** start **

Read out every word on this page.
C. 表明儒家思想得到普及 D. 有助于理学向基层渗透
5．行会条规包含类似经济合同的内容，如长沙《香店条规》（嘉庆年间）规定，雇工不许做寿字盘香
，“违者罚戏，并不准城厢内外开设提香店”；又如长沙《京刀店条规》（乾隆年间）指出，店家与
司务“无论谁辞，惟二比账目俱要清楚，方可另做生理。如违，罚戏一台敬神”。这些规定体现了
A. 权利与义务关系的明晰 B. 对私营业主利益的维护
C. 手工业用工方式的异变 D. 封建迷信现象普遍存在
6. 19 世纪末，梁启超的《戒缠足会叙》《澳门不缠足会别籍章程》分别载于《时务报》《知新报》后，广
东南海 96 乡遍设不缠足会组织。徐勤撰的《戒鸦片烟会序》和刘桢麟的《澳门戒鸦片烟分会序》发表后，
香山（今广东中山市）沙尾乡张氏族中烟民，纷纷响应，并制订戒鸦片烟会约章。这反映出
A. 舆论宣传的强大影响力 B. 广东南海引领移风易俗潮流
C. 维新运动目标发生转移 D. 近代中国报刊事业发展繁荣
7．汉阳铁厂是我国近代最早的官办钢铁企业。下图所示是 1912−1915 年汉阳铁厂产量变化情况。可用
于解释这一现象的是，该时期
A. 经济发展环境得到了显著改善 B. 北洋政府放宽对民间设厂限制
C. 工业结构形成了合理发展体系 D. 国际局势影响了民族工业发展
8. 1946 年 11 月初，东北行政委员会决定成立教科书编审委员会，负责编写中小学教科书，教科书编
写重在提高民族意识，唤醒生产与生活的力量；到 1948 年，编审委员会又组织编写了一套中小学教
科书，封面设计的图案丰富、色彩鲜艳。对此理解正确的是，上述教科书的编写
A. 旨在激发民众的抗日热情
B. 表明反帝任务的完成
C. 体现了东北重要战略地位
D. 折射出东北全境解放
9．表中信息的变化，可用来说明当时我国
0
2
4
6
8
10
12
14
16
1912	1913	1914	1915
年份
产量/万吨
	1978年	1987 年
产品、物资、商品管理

** end **
** start **

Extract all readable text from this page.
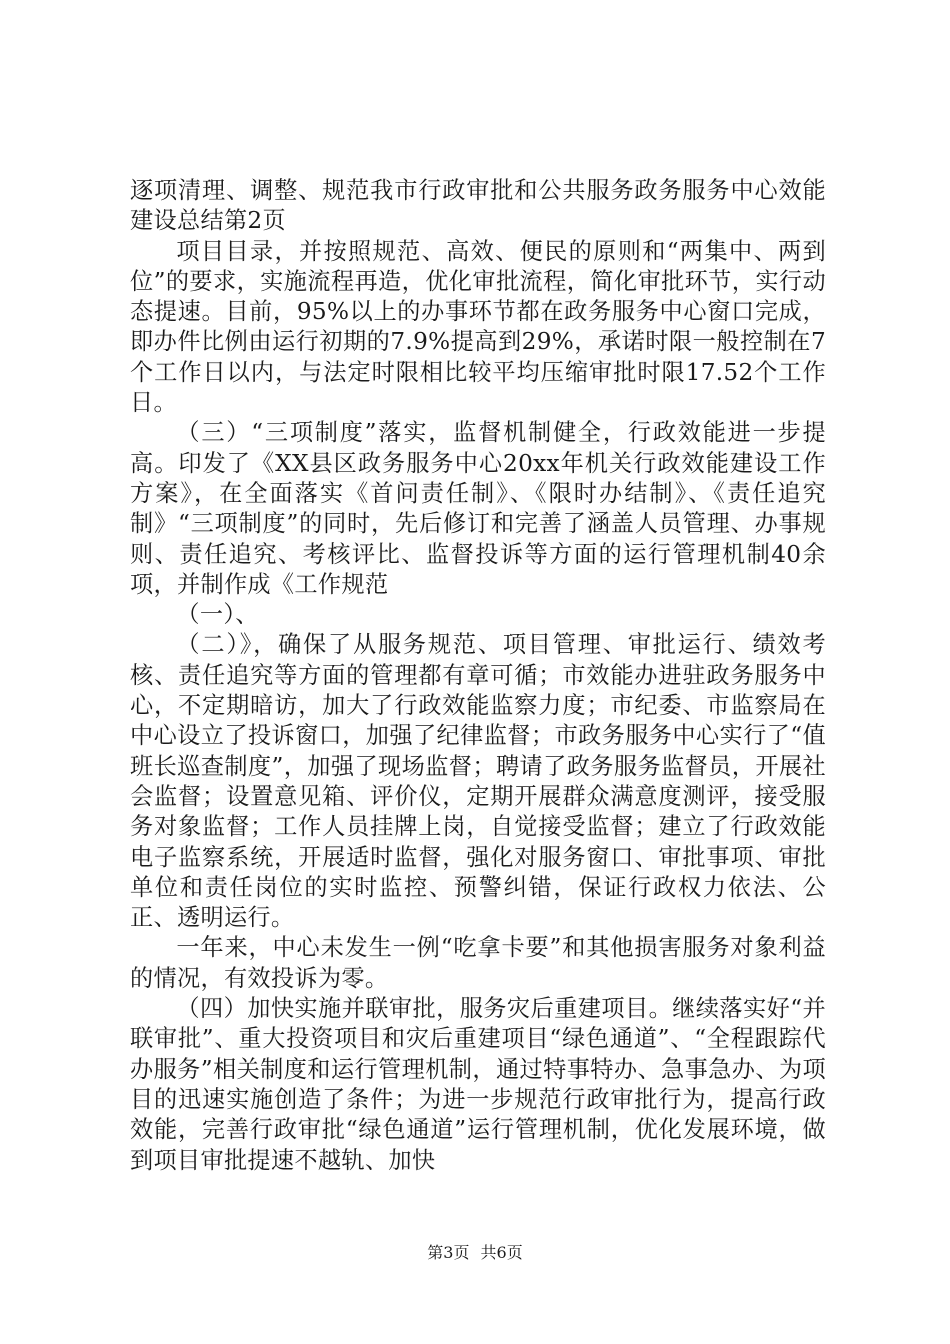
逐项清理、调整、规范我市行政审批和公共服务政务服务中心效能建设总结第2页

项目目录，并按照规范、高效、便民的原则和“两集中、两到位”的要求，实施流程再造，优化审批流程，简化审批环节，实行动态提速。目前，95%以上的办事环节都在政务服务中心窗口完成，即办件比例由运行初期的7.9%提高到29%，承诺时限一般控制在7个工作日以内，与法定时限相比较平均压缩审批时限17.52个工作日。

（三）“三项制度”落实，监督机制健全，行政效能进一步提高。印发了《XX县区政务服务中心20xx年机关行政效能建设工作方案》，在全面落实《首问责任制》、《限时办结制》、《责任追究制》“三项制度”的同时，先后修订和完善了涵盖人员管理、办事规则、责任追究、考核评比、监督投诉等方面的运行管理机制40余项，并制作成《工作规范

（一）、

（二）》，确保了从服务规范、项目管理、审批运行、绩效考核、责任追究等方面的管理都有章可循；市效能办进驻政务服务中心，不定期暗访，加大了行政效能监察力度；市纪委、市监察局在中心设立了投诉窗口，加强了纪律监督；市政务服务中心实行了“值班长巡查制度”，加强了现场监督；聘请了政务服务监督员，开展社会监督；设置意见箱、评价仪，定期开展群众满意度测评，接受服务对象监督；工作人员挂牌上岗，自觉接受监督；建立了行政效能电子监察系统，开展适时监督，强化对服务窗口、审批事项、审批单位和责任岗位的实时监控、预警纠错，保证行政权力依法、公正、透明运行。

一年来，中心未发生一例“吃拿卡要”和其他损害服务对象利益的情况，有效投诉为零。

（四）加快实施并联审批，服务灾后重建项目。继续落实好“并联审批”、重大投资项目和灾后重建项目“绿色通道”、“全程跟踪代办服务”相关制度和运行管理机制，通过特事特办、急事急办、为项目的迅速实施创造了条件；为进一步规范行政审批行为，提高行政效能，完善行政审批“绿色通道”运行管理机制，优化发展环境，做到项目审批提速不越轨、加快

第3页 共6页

** end **

= Work instructions =
Pick every line with "this" in it and copy it.

= Solution below =
Read out every word on this page.
Extract all readable text from this page.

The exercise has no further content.